Stored items

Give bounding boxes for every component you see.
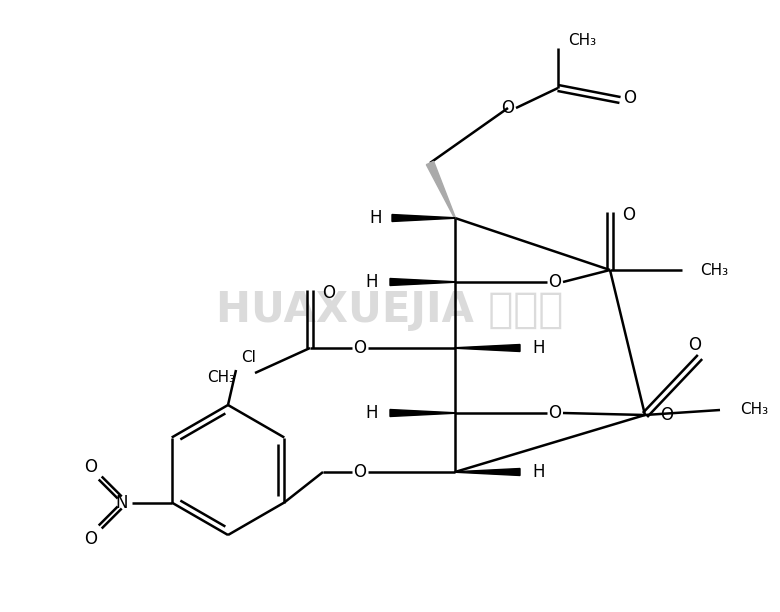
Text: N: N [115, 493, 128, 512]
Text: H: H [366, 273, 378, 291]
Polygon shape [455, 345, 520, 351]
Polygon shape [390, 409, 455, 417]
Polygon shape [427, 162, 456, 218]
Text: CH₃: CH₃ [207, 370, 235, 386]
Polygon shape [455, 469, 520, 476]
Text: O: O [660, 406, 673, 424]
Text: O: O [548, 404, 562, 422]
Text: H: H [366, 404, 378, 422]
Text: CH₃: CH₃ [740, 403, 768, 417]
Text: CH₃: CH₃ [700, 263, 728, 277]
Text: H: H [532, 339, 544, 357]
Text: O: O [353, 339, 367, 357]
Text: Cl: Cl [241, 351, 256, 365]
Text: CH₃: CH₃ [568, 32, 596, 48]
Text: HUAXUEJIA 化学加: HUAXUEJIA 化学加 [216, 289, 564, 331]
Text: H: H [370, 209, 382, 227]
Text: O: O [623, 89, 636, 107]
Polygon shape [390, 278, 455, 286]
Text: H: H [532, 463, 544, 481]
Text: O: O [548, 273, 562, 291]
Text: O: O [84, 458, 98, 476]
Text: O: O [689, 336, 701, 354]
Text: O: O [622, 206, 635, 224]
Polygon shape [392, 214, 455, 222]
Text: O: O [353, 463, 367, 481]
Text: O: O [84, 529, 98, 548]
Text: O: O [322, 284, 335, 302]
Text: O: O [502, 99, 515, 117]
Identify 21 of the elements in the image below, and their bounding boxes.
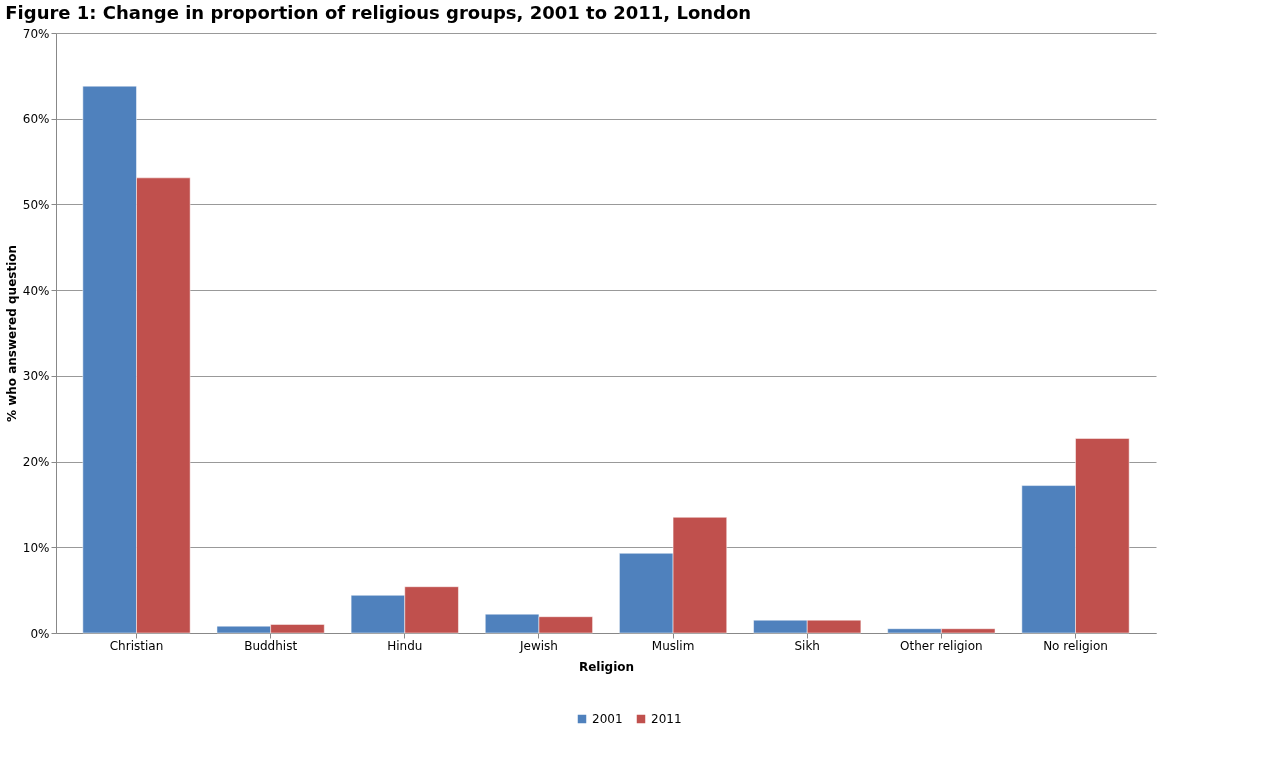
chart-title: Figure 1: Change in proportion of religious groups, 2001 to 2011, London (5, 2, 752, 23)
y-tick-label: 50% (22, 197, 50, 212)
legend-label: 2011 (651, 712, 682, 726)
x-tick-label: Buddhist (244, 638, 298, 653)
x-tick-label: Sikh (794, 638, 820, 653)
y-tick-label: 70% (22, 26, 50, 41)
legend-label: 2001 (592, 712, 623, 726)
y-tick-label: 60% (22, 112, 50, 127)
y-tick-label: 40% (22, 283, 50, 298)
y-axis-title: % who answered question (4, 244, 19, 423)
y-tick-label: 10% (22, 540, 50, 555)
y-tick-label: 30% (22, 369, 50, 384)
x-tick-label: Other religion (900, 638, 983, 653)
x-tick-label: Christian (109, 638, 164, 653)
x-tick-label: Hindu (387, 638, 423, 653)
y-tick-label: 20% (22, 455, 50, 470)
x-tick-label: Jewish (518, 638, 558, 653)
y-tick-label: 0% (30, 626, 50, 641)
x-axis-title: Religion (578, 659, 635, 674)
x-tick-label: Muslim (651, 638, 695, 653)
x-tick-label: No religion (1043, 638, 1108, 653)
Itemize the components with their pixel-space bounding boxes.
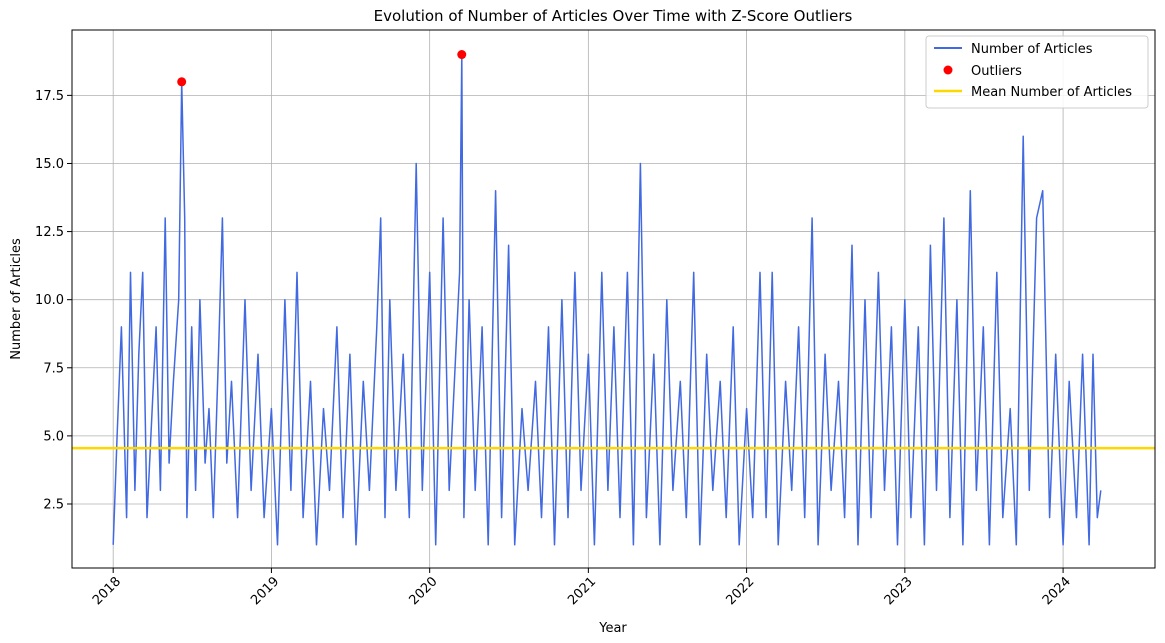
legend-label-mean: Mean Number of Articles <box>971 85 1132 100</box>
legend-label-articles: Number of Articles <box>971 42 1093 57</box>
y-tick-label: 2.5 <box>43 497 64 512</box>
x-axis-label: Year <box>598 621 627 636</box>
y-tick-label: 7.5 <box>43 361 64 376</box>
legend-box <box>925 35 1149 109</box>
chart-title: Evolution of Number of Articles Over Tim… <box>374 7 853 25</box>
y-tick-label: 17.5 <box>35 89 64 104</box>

Exercise description
Please extract all of the lines above verbatim, leaving out the pictures.

Full output
Give bounding boxes for every component you see.
Text: N: N [115, 493, 128, 512]
Text: H: H [366, 273, 378, 291]
Polygon shape [455, 345, 520, 351]
Polygon shape [390, 409, 455, 417]
Polygon shape [427, 162, 456, 218]
Text: CH₃: CH₃ [207, 370, 235, 386]
Polygon shape [455, 469, 520, 476]
Text: O: O [660, 406, 673, 424]
Text: O: O [548, 404, 562, 422]
Text: H: H [366, 404, 378, 422]
Text: CH₃: CH₃ [740, 403, 768, 417]
Text: CH₃: CH₃ [700, 263, 728, 277]
Text: H: H [532, 339, 544, 357]
Text: O: O [353, 339, 367, 357]
Text: Cl: Cl [241, 351, 256, 365]
Text: CH₃: CH₃ [568, 32, 596, 48]
Text: HUAXUEJIA 化学加: HUAXUEJIA 化学加 [216, 289, 564, 331]
Text: H: H [370, 209, 382, 227]
Text: O: O [623, 89, 636, 107]
Polygon shape [390, 278, 455, 286]
Text: H: H [532, 463, 544, 481]
Text: O: O [548, 273, 562, 291]
Text: O: O [84, 458, 98, 476]
Text: O: O [689, 336, 701, 354]
Text: O: O [622, 206, 635, 224]
Polygon shape [392, 214, 455, 222]
Text: O: O [353, 463, 367, 481]
Text: O: O [84, 529, 98, 548]
Text: O: O [322, 284, 335, 302]
Text: O: O [502, 99, 515, 117]
Identify 21 of the elements in the image below, and their bounding boxes.
chart-title: Figure 1: Change in proportion of religious groups, 2001 to 2011, London (5, 2, 752, 23)
y-tick-label: 50% (22, 197, 50, 212)
legend-label: 2011 (651, 712, 682, 726)
x-tick-label: Buddhist (244, 638, 298, 653)
x-tick-label: Sikh (794, 638, 820, 653)
y-tick-label: 70% (22, 26, 50, 41)
legend-label: 2001 (592, 712, 623, 726)
y-tick-label: 60% (22, 112, 50, 127)
y-tick-label: 40% (22, 283, 50, 298)
y-axis-title: % who answered question (4, 244, 19, 423)
y-tick-label: 10% (22, 540, 50, 555)
y-tick-label: 30% (22, 369, 50, 384)
x-tick-label: Other religion (900, 638, 983, 653)
x-tick-label: Christian (109, 638, 164, 653)
x-tick-label: Hindu (387, 638, 423, 653)
y-tick-label: 20% (22, 455, 50, 470)
x-tick-label: Jewish (518, 638, 558, 653)
y-tick-label: 0% (30, 626, 50, 641)
x-axis-title: Religion (578, 659, 635, 674)
x-tick-label: Muslim (651, 638, 695, 653)
x-tick-label: No religion (1043, 638, 1108, 653)
Itemize the components with their pixel-space bounding boxes.
legend-label-mean: Mean Number of Articles <box>971 85 1132 100</box>
legend-label-articles: Number of Articles <box>971 42 1093 57</box>
y-tick-label: 2.5 <box>43 497 64 512</box>
x-axis-label: Year <box>598 621 627 636</box>
y-tick-label: 7.5 <box>43 361 64 376</box>
legend-box <box>925 35 1149 109</box>
chart-title: Evolution of Number of Articles Over Tim… <box>374 7 853 25</box>
y-tick-label: 17.5 <box>35 89 64 104</box>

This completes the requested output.